Copy out each line below exactly as it appears.

Excerpts from a figure dataset
Start
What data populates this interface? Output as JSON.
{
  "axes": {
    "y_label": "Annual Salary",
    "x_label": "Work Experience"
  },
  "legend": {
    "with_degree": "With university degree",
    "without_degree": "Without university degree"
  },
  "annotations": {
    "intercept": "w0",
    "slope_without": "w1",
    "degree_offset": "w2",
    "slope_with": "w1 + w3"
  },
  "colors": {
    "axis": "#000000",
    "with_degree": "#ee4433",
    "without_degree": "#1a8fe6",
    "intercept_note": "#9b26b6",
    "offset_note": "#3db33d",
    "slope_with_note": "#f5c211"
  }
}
End
▶ _Written reply_:
What data populates this interface? Output as JSON.
{
  "axes": {
    "y_label": "Annual Salary",
    "x_label": "Work Experience"
  },
  "legend": {
    "with_degree": "With university degree",
    "without_degree": "Without university degree"
  },
  "annotations": {
    "intercept": "w0",
    "slope_without": "w1",
    "degree_offset": "w2",
    "slope_with": "w1 + w3"
  },
  "colors": {
    "axis": "#000000",
    "with_degree": "#ee4433",
    "without_degree": "#1a8fe6",
    "intercept_note": "#9b26b6",
    "offset_note": "#3db33d",
    "slope_with_note": "#f5c211"
  }
}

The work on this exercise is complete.